### GIVEN PROBLEM
Report, as a bare number, how many lines of the material below contain the word "JSON".

— start DATA PROVIDED —

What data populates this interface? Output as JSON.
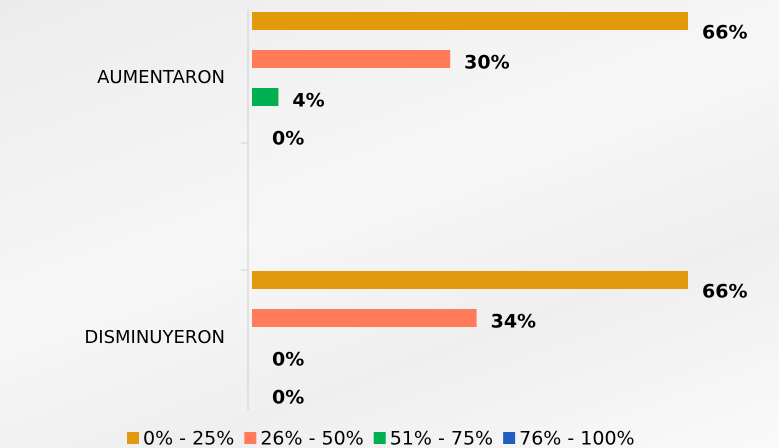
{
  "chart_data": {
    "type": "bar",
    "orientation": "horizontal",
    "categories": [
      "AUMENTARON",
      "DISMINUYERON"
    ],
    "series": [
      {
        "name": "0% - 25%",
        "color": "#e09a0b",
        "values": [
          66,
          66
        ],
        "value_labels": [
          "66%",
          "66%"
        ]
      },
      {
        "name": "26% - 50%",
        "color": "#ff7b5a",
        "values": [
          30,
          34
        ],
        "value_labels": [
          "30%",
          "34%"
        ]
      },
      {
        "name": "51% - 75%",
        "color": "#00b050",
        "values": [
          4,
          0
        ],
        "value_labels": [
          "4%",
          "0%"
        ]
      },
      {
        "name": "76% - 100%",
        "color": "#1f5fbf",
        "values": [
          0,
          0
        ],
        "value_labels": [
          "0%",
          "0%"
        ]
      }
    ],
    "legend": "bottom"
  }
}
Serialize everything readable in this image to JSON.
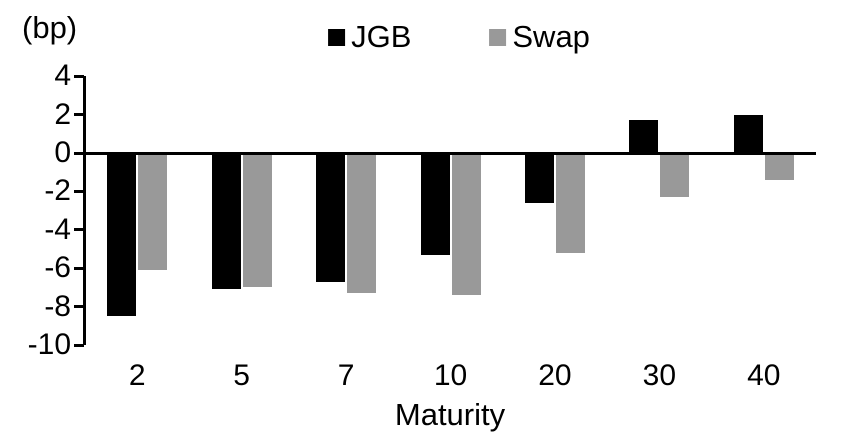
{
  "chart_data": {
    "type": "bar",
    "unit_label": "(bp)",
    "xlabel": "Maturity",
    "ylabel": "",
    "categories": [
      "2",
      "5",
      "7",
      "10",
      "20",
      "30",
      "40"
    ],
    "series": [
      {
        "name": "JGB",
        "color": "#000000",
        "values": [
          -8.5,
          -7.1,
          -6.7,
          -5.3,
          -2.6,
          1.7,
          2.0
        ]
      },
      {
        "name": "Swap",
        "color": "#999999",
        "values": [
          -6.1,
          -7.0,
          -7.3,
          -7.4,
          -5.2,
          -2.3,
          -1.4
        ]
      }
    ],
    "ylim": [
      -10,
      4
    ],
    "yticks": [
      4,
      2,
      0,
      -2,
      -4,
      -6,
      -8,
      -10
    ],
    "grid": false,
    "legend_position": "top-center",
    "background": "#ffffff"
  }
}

— end DATA PROVIDED —

### EXPECTED ANSWER
2